### [Job]
Examine the entries and show every line in which the word "color" is found.

### [Available records]

--------------------------------

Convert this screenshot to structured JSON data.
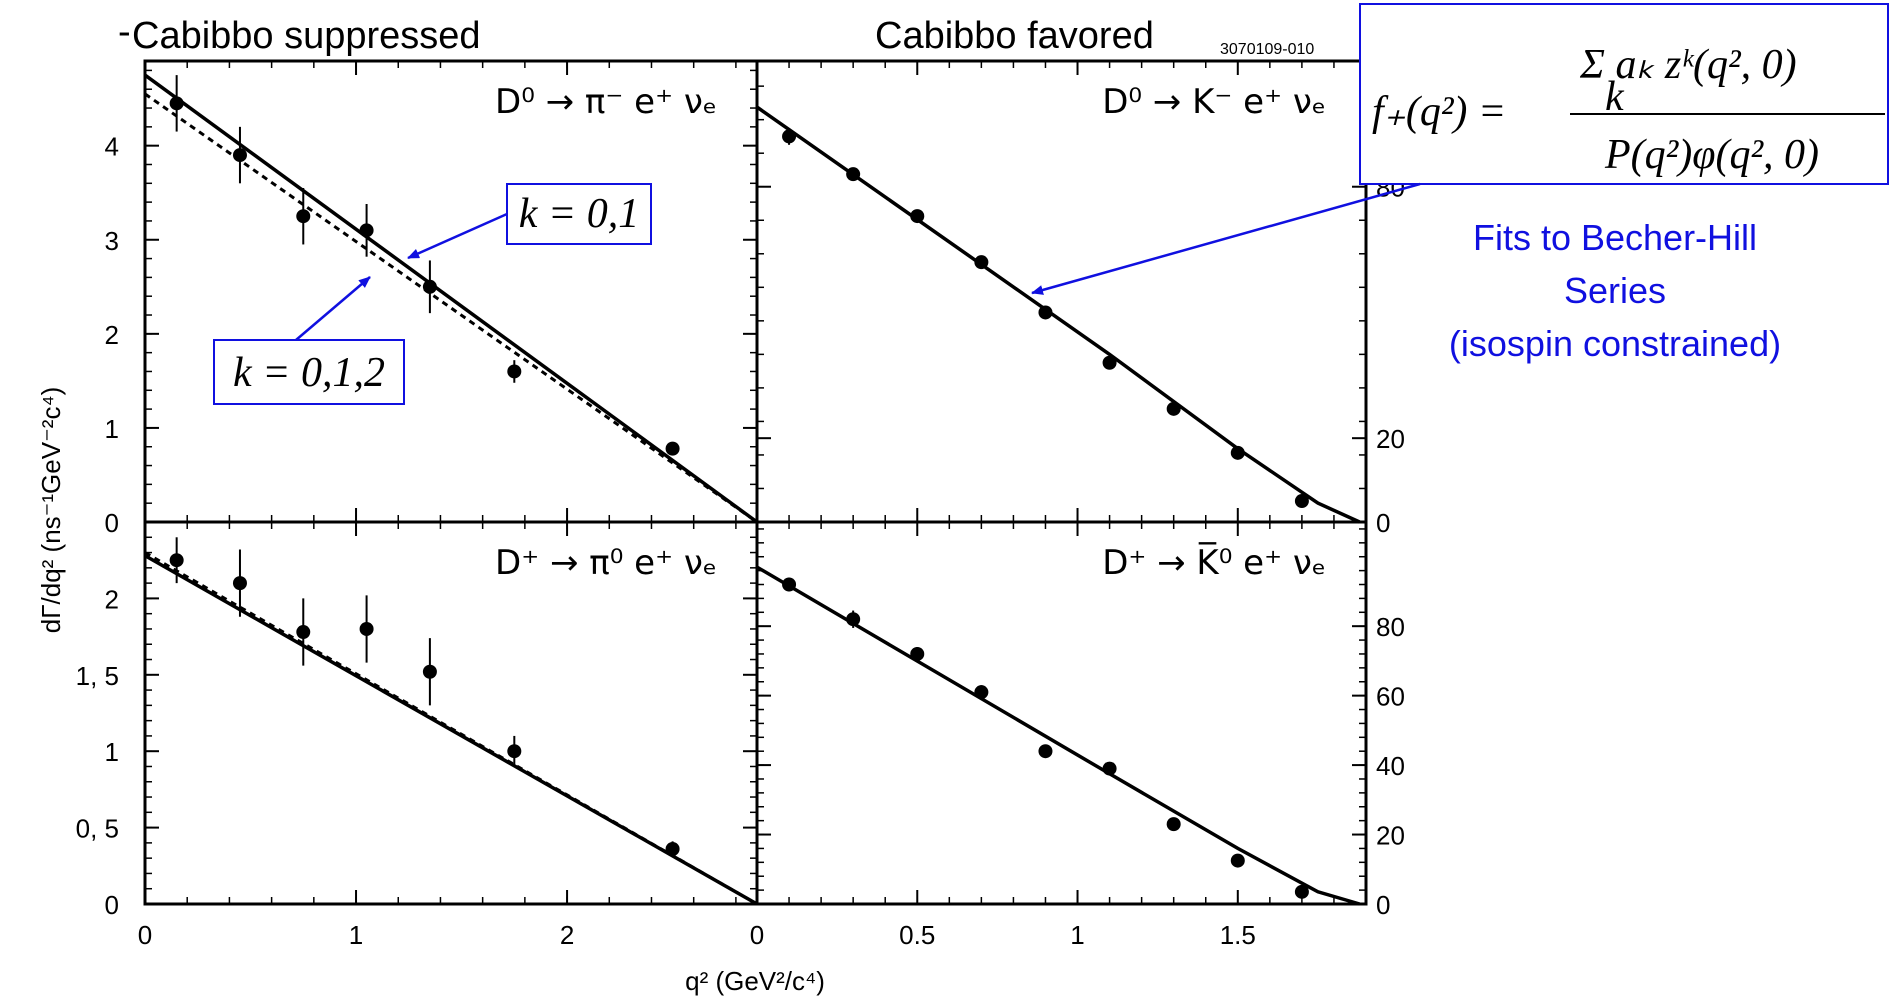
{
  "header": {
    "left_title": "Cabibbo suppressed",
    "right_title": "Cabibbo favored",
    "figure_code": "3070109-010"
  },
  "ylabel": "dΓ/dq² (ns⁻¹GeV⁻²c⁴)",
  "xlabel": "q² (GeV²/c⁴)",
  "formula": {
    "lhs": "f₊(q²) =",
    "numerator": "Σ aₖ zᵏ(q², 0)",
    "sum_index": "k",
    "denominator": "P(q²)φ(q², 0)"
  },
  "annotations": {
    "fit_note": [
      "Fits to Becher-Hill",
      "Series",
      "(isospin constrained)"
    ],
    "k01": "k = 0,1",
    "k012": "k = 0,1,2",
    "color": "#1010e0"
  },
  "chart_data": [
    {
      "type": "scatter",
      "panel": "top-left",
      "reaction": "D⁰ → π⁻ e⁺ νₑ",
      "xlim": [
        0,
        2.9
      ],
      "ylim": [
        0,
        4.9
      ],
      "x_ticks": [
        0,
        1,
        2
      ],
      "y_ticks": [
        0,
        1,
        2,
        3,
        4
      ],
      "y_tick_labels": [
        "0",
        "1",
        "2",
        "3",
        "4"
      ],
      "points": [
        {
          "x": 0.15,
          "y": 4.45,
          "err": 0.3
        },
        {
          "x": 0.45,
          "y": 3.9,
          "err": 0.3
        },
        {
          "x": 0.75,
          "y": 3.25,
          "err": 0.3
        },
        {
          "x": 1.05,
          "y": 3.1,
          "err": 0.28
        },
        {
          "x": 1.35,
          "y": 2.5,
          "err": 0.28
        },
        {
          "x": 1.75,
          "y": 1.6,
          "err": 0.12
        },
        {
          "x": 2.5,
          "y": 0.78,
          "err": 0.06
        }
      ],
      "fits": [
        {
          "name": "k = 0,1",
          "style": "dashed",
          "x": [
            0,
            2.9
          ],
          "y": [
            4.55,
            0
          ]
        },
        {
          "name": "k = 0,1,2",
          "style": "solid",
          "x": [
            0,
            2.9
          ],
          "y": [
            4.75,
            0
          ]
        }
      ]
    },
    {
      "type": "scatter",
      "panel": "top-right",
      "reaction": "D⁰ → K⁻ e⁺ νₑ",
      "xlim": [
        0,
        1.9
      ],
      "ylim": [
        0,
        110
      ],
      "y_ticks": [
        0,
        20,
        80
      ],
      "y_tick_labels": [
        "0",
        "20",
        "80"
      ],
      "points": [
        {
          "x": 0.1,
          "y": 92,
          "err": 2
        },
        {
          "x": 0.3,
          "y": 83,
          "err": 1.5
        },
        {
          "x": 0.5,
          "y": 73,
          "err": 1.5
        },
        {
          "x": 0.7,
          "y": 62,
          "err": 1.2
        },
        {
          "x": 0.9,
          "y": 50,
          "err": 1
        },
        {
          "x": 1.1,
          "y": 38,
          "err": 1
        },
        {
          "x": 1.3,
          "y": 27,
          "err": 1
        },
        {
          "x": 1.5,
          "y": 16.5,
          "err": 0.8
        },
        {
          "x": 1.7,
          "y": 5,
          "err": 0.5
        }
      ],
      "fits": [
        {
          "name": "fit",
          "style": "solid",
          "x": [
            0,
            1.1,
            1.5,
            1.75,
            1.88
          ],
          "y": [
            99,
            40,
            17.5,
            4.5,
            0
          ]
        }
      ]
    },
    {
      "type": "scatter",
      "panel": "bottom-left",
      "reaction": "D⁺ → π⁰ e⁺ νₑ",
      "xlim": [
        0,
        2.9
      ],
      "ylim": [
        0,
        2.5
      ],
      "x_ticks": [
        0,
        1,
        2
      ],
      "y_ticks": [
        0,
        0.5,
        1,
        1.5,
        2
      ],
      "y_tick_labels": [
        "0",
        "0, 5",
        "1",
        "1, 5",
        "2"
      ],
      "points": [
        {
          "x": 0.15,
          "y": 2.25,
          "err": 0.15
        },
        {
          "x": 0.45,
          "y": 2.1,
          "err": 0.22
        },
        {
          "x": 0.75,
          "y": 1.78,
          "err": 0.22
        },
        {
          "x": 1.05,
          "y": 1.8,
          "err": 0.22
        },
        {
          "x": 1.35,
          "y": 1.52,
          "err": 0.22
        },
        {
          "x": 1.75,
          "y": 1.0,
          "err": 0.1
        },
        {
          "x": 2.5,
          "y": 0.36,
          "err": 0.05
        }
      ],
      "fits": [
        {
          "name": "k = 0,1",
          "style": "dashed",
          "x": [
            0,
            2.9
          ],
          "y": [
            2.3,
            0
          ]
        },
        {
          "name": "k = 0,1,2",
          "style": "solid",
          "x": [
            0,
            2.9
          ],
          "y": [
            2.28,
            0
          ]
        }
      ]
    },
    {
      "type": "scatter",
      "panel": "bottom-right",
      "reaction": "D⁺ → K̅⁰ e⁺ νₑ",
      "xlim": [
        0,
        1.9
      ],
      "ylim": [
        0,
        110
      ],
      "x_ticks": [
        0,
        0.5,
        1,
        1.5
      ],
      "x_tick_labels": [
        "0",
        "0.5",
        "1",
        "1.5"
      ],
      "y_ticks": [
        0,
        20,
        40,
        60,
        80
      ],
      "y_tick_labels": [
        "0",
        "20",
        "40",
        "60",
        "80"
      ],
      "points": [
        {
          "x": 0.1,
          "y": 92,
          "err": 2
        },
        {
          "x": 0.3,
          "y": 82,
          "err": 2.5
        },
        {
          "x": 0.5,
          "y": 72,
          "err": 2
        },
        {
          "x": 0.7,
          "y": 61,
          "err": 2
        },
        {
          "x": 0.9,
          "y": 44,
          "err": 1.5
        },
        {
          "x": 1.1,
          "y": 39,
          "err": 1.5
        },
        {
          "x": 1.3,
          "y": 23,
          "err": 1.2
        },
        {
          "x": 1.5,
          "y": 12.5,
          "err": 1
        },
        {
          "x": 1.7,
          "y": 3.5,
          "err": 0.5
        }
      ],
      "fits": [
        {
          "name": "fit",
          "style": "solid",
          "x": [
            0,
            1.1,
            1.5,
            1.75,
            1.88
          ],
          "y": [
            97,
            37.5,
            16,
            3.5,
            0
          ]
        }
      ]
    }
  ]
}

--------------------------------

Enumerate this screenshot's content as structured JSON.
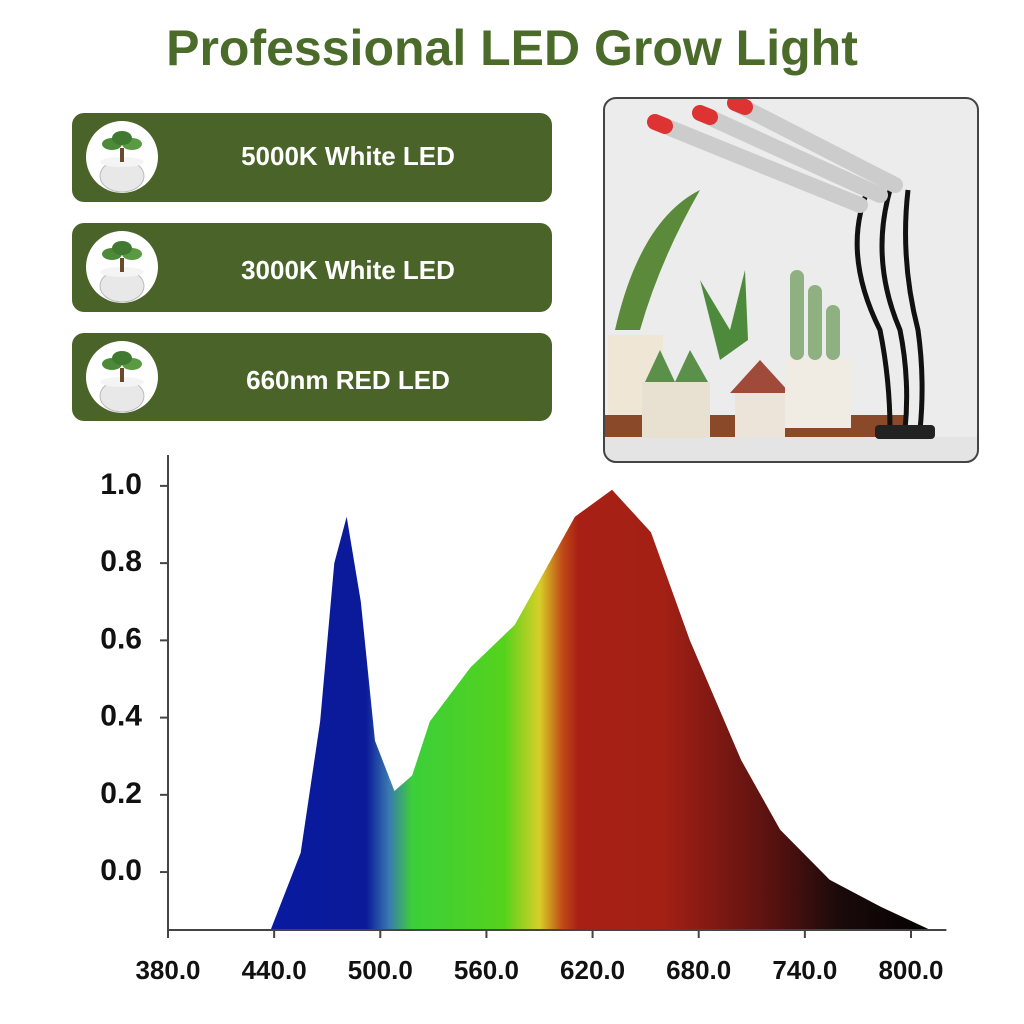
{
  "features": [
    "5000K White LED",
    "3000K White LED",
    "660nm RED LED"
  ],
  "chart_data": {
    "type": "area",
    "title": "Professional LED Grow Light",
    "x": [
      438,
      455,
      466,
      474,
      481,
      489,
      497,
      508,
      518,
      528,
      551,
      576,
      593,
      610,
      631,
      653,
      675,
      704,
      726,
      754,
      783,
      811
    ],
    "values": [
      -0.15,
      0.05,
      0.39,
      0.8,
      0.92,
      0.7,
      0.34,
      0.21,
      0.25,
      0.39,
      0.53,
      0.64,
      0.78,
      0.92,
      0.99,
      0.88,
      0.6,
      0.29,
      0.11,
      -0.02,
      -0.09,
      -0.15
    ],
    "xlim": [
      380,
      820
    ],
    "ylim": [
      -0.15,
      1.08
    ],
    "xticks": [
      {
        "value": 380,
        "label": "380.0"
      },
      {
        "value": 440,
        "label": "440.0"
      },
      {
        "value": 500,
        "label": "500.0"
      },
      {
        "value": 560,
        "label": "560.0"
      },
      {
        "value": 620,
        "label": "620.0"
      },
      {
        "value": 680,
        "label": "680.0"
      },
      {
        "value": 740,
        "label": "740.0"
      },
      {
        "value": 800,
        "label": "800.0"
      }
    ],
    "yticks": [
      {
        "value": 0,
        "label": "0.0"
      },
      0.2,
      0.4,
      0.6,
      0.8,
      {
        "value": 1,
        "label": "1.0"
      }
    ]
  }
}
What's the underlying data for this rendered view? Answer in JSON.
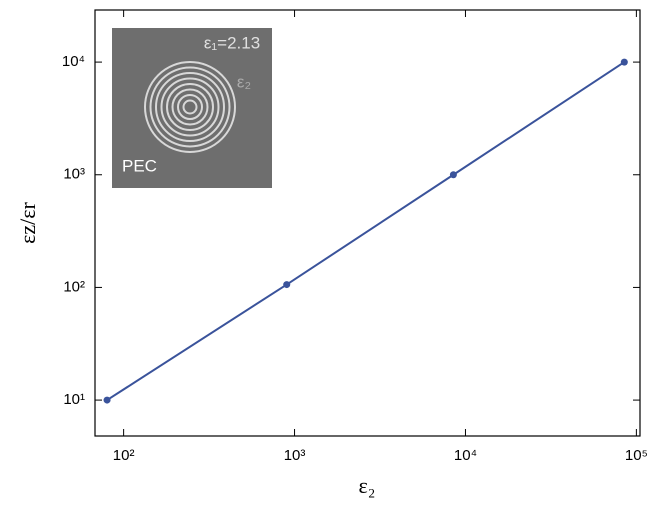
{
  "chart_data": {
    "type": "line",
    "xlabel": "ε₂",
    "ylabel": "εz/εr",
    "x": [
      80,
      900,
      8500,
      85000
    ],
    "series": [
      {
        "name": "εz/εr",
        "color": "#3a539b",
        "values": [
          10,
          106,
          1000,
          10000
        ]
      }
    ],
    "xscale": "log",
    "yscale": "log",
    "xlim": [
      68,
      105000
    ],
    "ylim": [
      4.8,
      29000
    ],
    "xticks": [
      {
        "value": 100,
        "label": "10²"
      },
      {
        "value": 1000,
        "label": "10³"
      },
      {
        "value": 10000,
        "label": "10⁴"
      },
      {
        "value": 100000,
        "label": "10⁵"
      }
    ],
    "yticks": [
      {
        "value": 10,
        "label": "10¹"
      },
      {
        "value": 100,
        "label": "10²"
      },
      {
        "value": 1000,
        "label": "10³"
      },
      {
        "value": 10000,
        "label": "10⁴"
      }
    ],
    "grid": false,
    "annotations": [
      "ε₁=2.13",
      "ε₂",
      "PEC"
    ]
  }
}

--------------------------------

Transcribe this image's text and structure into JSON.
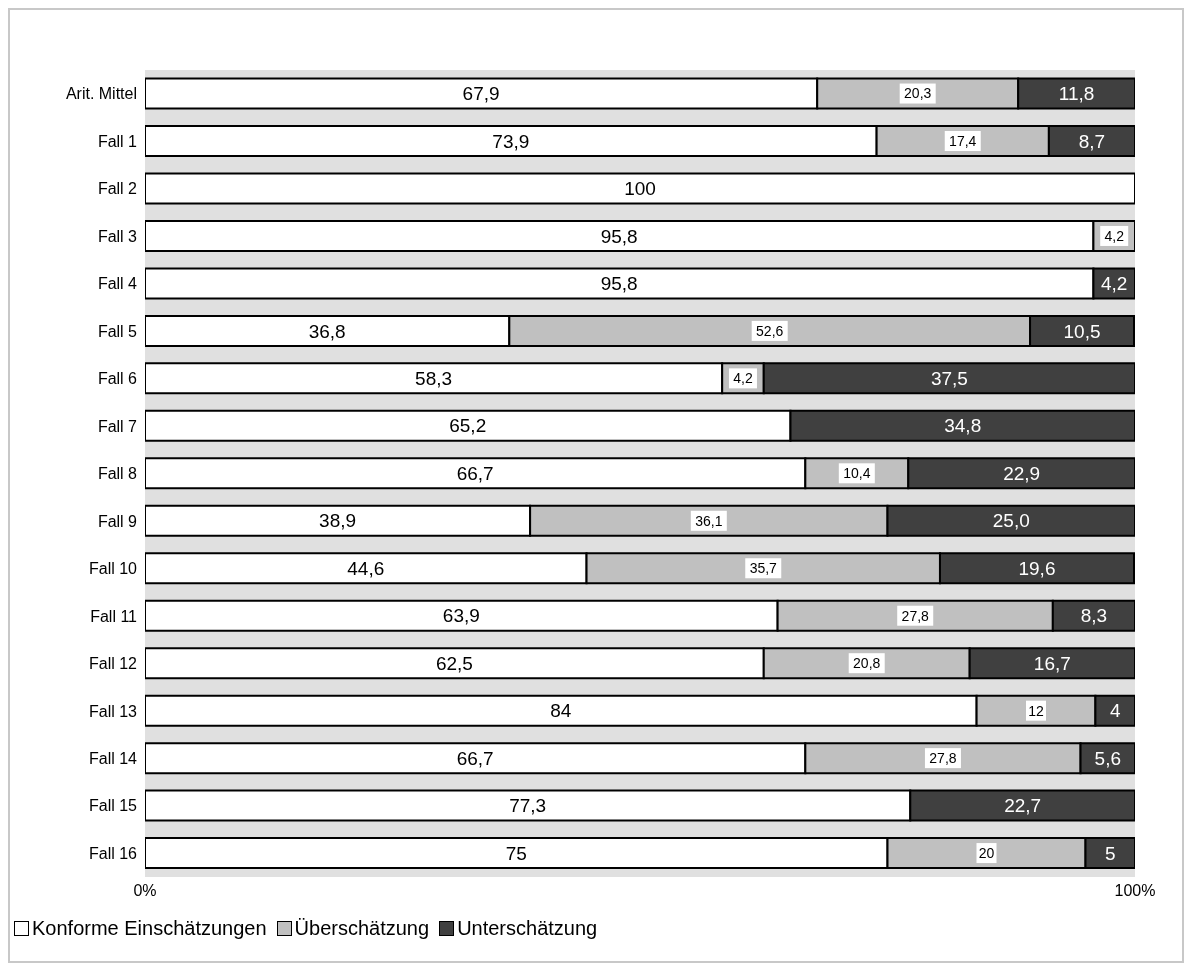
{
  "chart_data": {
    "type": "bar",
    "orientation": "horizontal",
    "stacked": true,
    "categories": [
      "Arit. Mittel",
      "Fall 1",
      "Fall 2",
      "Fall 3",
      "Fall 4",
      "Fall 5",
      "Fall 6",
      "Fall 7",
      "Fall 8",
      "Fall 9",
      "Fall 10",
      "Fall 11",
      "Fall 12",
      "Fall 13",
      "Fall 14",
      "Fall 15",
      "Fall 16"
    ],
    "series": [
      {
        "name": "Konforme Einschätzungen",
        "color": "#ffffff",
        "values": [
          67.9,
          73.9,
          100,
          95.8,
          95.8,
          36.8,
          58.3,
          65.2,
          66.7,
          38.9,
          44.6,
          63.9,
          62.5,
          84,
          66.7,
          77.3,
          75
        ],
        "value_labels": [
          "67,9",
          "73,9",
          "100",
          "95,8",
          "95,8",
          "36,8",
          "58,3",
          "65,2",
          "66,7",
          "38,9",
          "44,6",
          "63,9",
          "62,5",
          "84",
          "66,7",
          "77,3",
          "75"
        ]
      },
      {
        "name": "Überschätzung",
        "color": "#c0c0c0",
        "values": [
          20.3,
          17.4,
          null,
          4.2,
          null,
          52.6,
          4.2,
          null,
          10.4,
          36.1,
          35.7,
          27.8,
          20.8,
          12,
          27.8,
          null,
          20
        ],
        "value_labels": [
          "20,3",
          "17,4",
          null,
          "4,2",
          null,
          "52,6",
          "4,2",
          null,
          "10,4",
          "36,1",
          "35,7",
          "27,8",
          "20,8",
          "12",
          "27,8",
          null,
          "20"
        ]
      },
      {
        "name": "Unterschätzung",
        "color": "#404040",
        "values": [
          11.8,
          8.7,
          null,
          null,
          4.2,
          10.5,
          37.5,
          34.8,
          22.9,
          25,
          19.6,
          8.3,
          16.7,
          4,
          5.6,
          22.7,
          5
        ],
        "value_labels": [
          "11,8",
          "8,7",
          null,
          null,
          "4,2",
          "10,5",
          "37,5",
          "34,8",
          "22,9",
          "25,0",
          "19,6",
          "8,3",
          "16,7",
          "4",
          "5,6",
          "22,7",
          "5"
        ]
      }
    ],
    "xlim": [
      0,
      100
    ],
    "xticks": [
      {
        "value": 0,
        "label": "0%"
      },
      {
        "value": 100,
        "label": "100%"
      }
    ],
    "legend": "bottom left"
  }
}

--------------------------------

### [Right answer]
    "color": "#1010e0"
        "color": "#3a539b",
        "color": "#ffffff",
        "color": "#c0c0c0",
        "color": "#404040",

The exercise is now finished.